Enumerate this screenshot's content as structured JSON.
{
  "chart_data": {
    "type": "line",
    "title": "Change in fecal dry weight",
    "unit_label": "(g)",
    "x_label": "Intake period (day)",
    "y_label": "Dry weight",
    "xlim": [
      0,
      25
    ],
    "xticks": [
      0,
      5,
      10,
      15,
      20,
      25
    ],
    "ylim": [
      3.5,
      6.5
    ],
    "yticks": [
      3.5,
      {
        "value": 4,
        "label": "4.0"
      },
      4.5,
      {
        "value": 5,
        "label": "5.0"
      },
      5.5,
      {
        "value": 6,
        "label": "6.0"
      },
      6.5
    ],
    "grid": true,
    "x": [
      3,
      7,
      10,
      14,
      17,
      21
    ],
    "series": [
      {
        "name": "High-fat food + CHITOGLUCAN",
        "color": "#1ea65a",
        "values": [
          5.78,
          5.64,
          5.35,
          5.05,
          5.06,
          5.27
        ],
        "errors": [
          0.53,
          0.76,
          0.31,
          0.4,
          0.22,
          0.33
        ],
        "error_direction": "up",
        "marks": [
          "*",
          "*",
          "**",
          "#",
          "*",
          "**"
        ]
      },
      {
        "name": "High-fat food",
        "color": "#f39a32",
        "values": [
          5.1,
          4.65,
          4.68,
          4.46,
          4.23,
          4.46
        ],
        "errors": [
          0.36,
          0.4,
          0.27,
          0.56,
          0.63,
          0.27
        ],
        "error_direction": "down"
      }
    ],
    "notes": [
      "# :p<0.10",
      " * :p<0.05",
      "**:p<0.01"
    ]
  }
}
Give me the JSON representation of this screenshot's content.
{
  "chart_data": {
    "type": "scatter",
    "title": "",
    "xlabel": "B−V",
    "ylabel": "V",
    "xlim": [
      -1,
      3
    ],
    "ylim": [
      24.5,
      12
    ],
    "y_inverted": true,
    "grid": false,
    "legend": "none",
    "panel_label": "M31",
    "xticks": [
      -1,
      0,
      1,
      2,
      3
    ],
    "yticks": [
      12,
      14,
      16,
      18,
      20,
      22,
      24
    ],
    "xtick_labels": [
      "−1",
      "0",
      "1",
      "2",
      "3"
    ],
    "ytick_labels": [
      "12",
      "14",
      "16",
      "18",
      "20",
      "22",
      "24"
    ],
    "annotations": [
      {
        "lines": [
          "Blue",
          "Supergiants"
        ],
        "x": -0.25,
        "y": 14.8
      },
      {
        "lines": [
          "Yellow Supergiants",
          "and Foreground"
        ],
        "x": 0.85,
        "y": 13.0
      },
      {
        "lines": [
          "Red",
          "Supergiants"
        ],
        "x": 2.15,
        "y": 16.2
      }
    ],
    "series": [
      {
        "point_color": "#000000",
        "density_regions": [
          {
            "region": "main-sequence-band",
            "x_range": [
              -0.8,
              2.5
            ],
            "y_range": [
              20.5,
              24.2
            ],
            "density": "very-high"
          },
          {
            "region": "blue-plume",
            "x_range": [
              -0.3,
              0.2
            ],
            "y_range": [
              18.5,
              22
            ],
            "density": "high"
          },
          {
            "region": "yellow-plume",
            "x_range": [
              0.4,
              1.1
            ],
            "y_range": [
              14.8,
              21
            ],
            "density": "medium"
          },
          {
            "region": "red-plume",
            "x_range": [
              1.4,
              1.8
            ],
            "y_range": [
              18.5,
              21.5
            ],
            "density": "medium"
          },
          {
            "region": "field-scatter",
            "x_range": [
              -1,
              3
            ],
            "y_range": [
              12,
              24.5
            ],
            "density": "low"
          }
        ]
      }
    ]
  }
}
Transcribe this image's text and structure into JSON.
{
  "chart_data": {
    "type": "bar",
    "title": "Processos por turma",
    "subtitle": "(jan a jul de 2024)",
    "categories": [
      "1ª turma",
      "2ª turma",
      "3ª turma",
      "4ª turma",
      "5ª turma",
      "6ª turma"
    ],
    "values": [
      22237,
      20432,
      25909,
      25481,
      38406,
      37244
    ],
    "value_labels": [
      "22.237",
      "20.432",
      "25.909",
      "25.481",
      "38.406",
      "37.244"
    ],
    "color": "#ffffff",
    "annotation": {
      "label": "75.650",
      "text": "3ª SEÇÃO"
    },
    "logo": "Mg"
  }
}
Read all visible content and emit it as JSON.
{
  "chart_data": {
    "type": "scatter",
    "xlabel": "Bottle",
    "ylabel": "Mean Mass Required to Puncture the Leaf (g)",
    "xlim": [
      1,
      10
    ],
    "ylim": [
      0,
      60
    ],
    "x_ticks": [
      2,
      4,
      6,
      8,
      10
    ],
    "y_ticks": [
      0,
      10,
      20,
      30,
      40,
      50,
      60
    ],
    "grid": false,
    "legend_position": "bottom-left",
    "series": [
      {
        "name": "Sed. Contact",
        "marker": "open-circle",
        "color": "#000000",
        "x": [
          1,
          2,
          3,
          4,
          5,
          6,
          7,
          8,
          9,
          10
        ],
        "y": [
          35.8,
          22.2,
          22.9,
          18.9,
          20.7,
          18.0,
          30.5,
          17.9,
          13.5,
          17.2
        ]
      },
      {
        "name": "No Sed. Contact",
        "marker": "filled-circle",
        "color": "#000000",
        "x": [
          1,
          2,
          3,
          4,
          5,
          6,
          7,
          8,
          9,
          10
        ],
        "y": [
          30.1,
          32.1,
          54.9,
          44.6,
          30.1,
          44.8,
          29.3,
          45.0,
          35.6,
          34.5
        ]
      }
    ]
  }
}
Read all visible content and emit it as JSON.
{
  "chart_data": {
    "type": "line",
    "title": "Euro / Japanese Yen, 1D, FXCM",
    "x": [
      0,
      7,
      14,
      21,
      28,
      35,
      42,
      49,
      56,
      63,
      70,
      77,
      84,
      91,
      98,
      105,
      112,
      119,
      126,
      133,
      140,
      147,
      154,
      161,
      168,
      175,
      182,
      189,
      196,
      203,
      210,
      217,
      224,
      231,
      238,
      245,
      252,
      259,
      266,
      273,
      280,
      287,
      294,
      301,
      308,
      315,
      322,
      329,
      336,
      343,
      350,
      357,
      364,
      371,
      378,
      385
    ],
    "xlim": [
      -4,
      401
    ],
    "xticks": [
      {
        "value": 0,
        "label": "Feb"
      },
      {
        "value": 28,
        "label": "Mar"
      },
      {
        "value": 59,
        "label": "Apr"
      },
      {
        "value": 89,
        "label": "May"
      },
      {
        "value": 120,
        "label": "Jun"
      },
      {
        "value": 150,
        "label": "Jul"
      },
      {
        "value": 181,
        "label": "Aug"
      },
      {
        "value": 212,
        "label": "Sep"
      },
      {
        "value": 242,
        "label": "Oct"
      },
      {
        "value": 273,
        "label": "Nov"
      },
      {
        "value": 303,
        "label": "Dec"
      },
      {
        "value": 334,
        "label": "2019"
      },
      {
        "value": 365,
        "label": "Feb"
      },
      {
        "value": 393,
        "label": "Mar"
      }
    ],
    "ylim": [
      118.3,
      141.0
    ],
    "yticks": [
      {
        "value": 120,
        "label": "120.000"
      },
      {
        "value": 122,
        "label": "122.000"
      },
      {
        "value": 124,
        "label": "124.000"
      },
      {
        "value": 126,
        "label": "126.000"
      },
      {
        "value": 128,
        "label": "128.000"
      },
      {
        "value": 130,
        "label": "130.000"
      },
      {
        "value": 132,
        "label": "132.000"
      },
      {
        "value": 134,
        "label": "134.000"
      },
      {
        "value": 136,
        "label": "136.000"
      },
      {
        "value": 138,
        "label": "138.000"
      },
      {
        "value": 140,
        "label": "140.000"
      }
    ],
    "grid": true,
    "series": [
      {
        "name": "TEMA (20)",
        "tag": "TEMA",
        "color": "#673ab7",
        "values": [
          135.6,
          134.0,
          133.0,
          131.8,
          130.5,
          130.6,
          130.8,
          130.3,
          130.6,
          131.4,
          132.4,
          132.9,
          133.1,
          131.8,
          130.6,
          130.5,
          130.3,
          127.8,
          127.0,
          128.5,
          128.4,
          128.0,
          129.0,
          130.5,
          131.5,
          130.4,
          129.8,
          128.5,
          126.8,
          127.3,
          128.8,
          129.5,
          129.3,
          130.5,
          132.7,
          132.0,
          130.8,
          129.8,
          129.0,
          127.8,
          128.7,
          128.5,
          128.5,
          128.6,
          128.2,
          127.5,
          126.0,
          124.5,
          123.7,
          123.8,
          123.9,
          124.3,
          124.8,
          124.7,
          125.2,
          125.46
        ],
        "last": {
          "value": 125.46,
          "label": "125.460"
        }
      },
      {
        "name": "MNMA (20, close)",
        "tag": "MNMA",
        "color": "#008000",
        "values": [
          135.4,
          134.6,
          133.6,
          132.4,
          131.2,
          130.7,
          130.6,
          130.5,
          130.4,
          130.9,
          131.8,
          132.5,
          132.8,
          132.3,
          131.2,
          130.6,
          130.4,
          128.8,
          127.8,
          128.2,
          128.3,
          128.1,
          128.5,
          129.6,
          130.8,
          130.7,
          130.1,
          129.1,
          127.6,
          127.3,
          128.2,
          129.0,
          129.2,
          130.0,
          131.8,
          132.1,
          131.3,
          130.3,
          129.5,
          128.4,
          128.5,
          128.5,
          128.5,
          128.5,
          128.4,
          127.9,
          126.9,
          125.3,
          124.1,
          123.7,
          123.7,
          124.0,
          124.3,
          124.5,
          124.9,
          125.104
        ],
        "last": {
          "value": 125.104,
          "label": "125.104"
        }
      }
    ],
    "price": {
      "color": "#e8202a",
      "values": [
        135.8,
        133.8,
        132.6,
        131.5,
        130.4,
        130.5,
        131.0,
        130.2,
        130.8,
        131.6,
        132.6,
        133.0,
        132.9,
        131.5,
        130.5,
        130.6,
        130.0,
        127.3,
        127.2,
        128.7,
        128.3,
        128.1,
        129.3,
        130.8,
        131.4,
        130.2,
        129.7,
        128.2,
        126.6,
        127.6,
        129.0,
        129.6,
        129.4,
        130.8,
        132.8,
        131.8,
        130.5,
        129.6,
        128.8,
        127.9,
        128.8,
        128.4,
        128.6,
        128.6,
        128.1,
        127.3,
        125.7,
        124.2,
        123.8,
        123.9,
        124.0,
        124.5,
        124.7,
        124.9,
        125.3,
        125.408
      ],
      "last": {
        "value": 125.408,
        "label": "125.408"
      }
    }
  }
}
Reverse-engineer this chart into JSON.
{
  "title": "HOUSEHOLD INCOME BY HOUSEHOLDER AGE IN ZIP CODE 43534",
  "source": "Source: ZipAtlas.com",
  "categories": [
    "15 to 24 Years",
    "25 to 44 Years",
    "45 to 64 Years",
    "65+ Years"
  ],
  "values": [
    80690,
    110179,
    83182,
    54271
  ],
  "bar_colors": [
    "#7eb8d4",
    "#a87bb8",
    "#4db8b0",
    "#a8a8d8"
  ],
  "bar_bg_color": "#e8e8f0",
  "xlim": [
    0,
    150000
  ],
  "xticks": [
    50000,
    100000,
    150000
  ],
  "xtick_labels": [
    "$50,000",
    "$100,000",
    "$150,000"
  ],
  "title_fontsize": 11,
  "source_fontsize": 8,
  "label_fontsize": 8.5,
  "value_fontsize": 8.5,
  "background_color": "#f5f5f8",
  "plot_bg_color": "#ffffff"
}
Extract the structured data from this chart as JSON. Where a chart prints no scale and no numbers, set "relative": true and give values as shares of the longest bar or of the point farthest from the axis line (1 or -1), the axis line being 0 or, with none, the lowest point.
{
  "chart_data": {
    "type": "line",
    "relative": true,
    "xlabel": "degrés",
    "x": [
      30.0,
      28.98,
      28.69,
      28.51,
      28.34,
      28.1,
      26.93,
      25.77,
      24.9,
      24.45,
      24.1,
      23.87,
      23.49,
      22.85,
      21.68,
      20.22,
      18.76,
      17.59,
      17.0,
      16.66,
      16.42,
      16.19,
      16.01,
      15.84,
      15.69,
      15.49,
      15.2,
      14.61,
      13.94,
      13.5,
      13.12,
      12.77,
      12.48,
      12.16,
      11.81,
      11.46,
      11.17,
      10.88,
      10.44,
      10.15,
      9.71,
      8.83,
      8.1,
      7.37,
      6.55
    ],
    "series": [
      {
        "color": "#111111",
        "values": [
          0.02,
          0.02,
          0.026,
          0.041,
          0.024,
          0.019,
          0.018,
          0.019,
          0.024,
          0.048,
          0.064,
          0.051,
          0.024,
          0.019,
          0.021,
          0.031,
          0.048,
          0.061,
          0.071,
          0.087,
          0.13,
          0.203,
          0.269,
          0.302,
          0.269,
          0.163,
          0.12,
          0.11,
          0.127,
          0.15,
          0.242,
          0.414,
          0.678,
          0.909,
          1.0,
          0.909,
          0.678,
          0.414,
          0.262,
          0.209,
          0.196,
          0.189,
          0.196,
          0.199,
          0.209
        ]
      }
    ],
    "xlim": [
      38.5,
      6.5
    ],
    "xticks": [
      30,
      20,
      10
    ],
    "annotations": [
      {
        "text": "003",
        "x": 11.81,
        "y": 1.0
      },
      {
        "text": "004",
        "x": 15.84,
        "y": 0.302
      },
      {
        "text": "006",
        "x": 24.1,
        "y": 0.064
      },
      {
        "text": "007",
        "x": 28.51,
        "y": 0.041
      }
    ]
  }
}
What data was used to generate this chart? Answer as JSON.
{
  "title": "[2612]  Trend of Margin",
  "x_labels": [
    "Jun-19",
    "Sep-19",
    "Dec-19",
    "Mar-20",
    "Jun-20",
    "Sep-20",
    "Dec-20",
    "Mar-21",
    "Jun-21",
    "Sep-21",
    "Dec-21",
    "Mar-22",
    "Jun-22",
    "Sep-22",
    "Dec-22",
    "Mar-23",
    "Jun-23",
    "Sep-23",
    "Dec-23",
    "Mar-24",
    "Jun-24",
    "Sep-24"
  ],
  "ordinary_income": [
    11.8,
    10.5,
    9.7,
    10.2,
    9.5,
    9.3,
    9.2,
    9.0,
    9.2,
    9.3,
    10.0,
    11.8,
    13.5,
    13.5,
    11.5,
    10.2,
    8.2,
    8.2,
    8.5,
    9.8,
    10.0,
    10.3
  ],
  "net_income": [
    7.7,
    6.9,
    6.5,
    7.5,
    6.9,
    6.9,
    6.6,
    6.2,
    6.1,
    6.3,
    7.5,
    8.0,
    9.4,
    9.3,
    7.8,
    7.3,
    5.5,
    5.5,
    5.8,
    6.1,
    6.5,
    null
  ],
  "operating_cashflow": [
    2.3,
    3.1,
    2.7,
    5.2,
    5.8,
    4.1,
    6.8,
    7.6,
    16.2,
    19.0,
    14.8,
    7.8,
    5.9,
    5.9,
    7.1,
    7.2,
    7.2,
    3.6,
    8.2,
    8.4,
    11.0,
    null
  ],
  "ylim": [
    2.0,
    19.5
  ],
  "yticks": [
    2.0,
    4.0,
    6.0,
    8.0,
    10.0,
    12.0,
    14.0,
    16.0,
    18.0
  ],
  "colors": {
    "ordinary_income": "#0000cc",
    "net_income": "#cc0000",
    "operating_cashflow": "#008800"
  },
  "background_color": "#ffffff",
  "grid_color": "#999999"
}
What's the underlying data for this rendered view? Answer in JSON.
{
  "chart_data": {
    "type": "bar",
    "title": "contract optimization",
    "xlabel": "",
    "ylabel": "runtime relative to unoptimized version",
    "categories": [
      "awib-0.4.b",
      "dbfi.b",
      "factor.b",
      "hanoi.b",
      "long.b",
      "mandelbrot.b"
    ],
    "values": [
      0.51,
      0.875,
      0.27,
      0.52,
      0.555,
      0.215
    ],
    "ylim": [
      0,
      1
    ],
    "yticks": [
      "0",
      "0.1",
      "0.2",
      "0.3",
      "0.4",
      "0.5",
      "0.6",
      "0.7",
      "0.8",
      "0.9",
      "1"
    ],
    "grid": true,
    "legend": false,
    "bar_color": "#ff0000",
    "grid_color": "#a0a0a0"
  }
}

---*---

Return each line with "structured".

**RESULT FOR THIS EXERCISE:**
Enumerate this screenshot's content as structured JSON.
Extract the structured data from this chart as JSON. Where a chart prints no scale and no numbers, set "relative": true and give values as shares of the longest bar or of the point farthest from the axis line (1 or -1), the axis line being 0 or, with none, the lowest point.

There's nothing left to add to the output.